» Problem details: Which lines in the records below contain the word "일반행정직"? Copy each one out.
==== Excerpted data
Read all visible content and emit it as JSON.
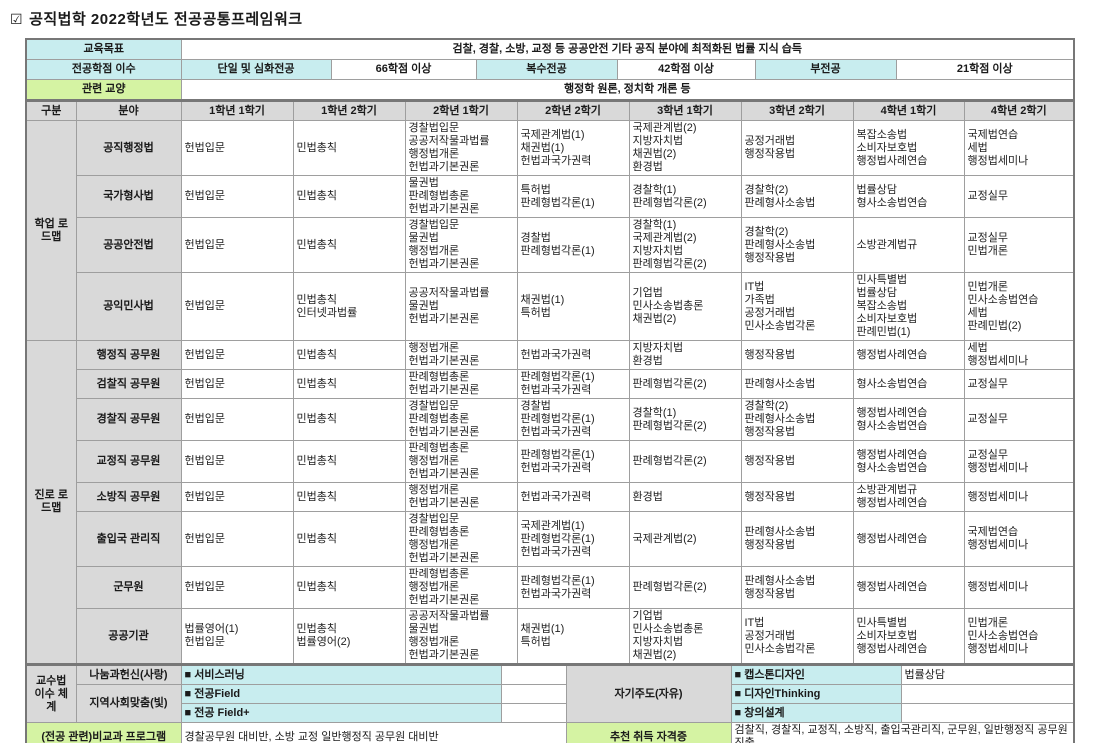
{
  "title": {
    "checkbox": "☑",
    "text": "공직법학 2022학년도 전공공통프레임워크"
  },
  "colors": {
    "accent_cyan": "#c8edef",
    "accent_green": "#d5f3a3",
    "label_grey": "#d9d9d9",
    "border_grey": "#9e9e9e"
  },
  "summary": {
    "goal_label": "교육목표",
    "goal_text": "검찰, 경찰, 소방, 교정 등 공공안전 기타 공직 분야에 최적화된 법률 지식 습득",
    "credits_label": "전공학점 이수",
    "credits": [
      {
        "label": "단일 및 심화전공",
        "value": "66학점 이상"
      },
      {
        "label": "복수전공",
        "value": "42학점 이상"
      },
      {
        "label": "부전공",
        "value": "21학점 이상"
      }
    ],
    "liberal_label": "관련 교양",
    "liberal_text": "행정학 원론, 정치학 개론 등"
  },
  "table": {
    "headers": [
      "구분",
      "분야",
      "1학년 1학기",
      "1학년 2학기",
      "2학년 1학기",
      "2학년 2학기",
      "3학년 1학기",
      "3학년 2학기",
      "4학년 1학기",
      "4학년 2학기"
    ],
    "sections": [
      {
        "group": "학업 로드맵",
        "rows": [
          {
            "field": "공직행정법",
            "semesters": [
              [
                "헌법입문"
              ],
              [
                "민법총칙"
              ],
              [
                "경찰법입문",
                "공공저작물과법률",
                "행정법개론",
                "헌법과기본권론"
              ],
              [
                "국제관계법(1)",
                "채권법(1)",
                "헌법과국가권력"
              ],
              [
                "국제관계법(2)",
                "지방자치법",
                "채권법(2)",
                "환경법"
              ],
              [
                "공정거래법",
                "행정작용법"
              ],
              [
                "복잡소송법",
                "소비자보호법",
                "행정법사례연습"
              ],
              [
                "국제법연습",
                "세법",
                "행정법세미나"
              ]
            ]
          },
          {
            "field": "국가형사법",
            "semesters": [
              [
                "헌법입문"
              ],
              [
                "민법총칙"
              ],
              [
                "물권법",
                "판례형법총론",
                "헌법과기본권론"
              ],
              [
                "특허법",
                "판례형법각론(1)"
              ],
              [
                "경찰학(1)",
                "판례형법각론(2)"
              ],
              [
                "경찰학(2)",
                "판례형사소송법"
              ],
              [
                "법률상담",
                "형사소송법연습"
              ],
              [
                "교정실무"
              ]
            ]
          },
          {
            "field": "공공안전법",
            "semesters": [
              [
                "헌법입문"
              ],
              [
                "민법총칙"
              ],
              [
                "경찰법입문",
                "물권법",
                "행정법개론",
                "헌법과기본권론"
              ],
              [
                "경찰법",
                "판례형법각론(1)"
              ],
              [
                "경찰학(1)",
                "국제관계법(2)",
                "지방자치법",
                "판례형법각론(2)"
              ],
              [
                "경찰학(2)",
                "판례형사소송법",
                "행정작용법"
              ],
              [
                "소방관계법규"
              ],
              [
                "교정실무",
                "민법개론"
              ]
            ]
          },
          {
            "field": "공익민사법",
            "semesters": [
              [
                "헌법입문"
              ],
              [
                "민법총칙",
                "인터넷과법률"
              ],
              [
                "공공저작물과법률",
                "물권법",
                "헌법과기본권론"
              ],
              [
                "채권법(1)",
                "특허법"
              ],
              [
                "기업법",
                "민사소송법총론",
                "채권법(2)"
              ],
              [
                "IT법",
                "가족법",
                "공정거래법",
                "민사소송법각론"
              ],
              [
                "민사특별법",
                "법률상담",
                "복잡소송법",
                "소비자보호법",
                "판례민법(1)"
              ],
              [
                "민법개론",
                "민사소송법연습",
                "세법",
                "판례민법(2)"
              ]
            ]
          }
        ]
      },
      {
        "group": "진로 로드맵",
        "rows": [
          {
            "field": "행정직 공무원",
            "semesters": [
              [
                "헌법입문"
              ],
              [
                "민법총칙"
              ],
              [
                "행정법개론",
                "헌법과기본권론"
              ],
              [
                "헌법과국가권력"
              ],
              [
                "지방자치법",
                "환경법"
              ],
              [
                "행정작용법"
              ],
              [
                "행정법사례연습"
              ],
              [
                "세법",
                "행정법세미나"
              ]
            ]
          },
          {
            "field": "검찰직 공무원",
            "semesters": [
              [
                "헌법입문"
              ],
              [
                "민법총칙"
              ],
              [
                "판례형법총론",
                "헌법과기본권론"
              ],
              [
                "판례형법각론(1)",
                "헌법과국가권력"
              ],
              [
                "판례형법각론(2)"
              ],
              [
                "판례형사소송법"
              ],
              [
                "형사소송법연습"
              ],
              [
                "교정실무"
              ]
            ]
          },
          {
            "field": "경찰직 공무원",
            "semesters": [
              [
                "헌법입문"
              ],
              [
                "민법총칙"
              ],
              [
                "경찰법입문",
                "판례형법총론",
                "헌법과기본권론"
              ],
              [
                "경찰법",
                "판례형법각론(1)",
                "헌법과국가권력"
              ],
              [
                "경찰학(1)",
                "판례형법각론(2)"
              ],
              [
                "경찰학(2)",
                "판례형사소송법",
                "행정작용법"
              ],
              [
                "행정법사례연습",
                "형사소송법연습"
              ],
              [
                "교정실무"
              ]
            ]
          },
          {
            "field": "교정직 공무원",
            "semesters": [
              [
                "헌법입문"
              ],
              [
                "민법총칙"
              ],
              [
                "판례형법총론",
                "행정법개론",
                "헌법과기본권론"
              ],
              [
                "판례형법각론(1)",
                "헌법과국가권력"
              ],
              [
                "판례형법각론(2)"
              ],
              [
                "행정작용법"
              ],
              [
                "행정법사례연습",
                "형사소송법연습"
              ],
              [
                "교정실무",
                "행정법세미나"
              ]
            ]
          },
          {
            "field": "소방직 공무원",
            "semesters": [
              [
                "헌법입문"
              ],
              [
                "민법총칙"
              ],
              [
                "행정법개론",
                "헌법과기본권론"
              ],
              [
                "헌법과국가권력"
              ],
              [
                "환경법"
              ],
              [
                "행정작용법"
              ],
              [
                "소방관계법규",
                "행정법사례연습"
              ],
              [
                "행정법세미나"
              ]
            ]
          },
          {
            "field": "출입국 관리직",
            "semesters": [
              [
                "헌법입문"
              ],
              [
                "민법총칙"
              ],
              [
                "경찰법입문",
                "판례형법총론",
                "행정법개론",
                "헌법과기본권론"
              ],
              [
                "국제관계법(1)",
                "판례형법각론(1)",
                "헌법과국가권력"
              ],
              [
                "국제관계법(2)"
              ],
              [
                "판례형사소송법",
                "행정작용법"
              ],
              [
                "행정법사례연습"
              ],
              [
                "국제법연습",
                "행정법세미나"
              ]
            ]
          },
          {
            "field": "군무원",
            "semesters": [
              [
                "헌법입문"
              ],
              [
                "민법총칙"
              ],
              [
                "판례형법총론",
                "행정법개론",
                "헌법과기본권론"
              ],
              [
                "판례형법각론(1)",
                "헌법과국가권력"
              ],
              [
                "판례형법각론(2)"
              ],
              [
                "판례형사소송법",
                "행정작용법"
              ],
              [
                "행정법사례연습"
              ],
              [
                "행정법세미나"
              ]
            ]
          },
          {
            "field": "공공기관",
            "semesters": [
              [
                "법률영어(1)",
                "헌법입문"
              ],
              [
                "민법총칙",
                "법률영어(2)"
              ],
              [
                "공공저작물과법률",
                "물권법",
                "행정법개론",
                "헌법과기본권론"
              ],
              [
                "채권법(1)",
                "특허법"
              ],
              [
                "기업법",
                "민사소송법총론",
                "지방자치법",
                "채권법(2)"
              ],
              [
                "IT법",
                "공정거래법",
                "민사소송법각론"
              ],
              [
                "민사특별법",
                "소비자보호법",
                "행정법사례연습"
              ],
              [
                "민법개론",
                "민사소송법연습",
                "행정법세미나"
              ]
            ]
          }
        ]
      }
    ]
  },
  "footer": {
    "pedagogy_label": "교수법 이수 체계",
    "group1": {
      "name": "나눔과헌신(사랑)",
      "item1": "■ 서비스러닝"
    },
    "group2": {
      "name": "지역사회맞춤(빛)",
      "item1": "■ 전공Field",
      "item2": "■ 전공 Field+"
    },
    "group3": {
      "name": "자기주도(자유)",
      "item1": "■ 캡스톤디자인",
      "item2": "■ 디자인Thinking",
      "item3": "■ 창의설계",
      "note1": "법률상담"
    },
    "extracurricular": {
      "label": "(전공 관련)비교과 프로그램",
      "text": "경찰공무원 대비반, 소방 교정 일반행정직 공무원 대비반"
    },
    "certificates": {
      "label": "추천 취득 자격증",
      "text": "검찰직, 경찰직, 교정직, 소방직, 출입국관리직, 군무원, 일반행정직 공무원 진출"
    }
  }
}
========
» Worked answer:
      "text": "경찰공무원 대비반, 소방 교정 일반행정직 공무원 대비반"
      "text": "검찰직, 경찰직, 교정직, 소방직, 출입국관리직, 군무원, 일반행정직 공무원 진출"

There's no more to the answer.